'''
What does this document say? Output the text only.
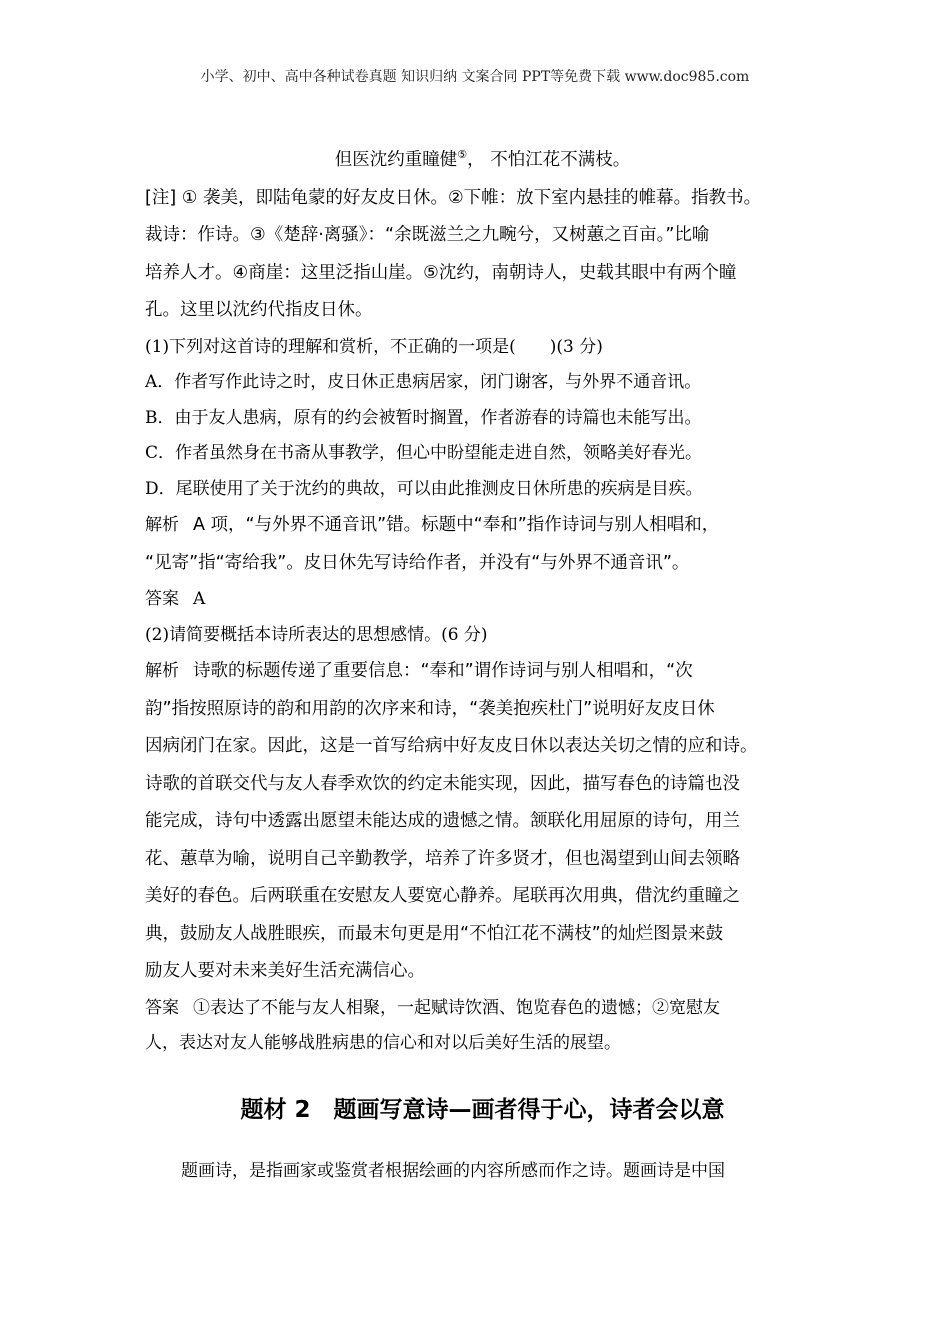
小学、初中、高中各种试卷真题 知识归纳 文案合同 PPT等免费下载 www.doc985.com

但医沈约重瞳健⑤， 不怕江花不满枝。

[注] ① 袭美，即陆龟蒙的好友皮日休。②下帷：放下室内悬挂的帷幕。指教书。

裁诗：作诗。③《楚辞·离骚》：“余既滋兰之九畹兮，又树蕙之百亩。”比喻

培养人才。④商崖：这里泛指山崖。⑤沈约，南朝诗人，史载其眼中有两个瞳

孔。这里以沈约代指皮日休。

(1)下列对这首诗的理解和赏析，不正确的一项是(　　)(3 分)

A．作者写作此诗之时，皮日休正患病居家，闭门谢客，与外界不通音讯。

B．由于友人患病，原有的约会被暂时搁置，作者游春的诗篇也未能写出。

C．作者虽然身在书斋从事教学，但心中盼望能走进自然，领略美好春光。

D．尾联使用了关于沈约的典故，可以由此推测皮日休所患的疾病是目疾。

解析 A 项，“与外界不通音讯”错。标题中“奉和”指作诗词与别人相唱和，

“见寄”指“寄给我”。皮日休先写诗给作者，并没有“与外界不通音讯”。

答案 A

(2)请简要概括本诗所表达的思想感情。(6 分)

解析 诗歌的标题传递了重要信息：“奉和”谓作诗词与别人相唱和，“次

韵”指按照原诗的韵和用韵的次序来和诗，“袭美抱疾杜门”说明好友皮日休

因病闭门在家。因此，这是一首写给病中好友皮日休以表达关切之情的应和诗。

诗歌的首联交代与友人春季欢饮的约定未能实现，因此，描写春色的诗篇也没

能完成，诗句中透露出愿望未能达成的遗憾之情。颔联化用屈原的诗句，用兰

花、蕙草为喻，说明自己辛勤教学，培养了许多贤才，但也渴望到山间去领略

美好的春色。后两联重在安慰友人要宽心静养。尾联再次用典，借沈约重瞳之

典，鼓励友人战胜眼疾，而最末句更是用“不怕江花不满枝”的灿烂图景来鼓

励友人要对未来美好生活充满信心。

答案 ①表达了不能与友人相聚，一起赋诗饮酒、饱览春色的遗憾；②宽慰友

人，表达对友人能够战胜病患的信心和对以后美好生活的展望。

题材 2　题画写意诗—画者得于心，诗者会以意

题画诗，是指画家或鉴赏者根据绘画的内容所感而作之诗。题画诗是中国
'''
'''
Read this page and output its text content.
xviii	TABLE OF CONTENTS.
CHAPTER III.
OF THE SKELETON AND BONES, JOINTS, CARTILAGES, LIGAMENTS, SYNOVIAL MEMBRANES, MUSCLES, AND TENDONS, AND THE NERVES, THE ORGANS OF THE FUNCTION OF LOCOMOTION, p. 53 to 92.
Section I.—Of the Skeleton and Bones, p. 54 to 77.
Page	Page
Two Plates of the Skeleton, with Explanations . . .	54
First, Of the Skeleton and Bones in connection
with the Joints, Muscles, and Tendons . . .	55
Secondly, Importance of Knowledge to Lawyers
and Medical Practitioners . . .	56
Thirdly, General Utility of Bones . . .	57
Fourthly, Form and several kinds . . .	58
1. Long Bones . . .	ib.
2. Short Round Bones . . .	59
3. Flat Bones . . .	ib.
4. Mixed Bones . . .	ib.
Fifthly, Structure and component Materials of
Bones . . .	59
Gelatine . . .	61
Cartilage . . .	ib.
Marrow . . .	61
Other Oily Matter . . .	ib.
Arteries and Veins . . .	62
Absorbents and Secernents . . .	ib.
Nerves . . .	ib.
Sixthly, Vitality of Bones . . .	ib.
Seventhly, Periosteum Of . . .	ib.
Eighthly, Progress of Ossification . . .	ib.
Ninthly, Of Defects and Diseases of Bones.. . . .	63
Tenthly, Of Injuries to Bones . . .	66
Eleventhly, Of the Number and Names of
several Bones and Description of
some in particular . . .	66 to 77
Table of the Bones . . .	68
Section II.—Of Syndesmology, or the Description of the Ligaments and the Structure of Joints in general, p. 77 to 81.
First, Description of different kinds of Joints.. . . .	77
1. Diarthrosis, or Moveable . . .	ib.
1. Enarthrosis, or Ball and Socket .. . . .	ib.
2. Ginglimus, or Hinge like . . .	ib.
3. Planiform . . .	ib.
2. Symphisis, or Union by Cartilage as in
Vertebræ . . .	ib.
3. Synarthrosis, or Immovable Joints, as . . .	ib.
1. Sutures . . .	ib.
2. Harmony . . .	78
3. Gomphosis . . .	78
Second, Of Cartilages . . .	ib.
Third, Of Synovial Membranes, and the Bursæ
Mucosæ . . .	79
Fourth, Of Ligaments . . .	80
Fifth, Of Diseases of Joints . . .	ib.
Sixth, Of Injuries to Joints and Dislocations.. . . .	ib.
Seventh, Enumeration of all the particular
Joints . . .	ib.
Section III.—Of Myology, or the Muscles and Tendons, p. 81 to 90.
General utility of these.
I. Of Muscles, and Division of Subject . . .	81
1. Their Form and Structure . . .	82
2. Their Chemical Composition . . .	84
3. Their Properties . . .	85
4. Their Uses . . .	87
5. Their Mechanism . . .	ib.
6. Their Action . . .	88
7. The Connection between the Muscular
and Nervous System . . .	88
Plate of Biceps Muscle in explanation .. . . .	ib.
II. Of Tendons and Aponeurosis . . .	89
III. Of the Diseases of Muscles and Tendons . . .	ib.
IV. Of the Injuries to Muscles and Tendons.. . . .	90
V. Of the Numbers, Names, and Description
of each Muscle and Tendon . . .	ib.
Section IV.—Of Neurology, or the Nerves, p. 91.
'''
* [GIVEN REQUEST]:
Copy all lines from the entries that contain the word "text".

* [RESPONSE TO THIS TASK]:
What does this document say? Output the text only.
Read this page and output its text content.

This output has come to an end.